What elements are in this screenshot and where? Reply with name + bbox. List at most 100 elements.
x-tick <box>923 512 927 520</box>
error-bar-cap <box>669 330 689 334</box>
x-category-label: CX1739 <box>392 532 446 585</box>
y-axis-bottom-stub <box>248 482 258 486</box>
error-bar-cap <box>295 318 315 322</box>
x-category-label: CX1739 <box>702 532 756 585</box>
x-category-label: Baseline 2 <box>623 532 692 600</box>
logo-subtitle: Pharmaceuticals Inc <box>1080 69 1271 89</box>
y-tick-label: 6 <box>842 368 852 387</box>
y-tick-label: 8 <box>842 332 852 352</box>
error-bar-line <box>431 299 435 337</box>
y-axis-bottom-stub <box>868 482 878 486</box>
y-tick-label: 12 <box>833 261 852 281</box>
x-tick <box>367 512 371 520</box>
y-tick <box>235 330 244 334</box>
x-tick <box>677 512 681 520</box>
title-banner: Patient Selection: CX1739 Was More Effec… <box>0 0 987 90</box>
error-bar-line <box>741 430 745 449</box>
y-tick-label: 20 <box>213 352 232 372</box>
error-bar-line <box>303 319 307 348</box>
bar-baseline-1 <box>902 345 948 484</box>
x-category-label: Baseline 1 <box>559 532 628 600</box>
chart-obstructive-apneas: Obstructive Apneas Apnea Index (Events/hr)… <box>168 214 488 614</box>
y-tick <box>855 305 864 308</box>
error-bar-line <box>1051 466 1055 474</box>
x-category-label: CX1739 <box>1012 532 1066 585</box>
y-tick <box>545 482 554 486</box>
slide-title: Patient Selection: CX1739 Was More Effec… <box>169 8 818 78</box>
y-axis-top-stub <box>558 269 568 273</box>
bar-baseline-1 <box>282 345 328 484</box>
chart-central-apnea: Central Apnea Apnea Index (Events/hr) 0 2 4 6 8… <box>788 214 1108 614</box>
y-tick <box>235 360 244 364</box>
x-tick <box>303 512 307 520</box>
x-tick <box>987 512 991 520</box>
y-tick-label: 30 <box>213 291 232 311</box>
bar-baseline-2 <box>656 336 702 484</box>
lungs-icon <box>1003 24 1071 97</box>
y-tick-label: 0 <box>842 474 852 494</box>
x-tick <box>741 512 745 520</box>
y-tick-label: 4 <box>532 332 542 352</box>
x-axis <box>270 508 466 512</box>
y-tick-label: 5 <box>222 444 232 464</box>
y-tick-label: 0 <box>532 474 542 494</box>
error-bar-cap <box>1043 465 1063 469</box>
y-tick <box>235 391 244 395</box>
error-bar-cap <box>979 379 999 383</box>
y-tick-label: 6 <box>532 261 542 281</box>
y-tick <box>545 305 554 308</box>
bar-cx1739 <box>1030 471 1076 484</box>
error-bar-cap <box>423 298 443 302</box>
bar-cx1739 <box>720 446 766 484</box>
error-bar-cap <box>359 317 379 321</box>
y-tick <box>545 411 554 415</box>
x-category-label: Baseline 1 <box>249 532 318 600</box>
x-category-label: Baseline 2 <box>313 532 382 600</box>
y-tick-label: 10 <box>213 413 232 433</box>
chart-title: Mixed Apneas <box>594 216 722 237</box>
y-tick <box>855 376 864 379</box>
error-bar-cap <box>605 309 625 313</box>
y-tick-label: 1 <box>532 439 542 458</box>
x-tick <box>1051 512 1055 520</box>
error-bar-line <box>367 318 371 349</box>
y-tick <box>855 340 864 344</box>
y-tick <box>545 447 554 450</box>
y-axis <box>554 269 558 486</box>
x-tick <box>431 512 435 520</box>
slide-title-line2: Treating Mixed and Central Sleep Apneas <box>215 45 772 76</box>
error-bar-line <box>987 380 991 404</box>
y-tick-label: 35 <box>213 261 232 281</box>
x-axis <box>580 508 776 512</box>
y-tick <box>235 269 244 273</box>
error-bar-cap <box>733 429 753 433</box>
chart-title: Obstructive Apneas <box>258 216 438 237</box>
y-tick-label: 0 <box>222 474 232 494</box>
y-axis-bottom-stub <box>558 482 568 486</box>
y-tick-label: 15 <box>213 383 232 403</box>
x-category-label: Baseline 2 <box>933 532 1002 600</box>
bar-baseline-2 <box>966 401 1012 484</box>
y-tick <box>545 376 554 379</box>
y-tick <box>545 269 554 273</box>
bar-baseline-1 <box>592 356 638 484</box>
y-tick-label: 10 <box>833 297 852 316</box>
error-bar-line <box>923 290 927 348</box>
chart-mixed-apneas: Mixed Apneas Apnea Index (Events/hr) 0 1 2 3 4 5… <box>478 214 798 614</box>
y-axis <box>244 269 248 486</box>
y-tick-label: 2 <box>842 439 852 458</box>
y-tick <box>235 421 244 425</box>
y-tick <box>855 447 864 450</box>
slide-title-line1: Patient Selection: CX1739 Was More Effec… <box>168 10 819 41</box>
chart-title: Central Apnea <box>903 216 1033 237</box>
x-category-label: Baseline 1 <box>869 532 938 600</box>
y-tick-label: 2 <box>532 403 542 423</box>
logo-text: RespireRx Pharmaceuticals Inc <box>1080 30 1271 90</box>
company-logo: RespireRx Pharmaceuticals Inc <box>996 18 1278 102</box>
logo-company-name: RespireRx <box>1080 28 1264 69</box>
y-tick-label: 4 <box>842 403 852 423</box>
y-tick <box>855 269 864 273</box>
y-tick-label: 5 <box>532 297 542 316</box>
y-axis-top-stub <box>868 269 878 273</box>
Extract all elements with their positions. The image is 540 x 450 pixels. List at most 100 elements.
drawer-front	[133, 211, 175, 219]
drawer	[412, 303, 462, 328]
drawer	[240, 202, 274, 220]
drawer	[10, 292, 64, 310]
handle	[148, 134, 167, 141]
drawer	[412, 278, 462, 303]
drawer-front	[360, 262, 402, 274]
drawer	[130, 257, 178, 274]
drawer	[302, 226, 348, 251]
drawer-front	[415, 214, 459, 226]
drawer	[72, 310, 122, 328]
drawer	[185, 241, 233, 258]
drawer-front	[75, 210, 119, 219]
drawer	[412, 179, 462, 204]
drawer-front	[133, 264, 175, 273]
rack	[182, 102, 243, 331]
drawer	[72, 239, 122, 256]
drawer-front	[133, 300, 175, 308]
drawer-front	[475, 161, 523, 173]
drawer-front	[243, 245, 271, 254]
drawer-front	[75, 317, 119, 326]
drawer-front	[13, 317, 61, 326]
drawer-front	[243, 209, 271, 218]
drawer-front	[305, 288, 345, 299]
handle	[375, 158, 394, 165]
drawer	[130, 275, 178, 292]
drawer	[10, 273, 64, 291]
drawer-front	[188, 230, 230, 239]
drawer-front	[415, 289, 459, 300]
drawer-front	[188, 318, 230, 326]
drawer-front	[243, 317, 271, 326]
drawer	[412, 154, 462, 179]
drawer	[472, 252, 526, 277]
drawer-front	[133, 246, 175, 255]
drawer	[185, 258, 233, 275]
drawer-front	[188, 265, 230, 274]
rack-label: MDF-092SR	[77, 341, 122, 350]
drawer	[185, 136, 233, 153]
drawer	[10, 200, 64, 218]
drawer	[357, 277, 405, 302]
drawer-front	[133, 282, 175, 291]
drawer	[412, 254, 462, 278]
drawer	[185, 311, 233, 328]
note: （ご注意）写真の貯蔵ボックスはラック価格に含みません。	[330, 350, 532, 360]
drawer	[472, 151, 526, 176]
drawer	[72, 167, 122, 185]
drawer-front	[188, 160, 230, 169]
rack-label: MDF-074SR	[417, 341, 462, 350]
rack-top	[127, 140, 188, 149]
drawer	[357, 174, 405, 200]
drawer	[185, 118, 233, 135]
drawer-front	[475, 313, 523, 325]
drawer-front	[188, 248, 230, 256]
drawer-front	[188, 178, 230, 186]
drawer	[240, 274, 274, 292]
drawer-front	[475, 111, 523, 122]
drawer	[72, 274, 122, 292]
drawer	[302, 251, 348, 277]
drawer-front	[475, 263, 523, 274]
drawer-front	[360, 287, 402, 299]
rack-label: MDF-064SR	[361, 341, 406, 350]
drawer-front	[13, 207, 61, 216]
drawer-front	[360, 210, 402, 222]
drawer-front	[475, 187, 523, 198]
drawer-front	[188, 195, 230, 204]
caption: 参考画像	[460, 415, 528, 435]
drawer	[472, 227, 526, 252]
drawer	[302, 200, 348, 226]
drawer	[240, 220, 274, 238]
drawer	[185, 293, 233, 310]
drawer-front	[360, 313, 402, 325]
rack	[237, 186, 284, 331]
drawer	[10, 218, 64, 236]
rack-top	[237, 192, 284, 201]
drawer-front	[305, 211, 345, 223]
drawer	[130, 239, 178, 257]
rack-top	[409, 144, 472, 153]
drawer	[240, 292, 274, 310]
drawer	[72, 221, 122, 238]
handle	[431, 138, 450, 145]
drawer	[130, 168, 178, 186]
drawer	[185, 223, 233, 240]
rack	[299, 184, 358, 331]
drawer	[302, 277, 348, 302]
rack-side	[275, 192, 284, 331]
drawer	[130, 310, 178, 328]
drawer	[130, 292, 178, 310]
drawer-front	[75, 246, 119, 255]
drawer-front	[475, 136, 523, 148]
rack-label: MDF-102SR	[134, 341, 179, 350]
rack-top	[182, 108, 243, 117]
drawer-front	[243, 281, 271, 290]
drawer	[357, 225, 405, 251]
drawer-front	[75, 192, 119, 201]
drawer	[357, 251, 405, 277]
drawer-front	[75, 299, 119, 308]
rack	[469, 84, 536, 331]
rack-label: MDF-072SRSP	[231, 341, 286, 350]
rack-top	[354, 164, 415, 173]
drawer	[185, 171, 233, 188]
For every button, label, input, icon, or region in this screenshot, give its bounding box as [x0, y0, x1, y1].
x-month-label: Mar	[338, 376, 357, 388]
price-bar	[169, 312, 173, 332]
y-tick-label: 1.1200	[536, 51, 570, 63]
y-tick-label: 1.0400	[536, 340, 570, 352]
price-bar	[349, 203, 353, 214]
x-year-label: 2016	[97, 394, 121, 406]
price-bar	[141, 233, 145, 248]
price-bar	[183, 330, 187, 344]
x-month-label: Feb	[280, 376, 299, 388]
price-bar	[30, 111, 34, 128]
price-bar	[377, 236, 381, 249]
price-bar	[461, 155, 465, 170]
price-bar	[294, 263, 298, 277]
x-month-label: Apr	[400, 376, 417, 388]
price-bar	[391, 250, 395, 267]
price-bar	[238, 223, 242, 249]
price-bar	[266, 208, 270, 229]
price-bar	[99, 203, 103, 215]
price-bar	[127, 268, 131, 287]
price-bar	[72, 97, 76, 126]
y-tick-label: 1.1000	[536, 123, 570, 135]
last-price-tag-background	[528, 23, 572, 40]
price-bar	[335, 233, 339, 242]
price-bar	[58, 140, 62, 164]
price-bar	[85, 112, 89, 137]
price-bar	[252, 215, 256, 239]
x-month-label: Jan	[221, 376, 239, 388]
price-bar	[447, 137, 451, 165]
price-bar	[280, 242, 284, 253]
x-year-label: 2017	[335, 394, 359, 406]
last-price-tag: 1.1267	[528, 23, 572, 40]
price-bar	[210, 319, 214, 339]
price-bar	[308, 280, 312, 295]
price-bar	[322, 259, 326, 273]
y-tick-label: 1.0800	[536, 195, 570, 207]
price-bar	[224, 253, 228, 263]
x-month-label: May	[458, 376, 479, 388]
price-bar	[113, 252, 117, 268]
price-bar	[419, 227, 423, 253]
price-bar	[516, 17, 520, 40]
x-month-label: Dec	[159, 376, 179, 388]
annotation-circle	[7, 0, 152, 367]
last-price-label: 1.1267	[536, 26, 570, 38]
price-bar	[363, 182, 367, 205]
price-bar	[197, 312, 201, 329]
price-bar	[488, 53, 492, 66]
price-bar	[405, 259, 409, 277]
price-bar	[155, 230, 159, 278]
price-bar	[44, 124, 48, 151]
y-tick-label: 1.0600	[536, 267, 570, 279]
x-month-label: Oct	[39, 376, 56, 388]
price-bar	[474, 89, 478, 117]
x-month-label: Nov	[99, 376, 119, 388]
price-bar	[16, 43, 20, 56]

|---|

■ Request: Quote the material above from its first line through the line containing "x-category-label: Baseline 2 <box>623", with both ends included and every line reproduced character for character.

■ Result:
What elements are in this screenshot and where? Reply with name + bbox. List at most 100 elements.
x-tick <box>923 512 927 520</box>
error-bar-cap <box>669 330 689 334</box>
x-category-label: CX1739 <box>392 532 446 585</box>
y-axis-bottom-stub <box>248 482 258 486</box>
error-bar-cap <box>295 318 315 322</box>
x-category-label: CX1739 <box>702 532 756 585</box>
x-category-label: Baseline 2 <box>623 532 692 600</box>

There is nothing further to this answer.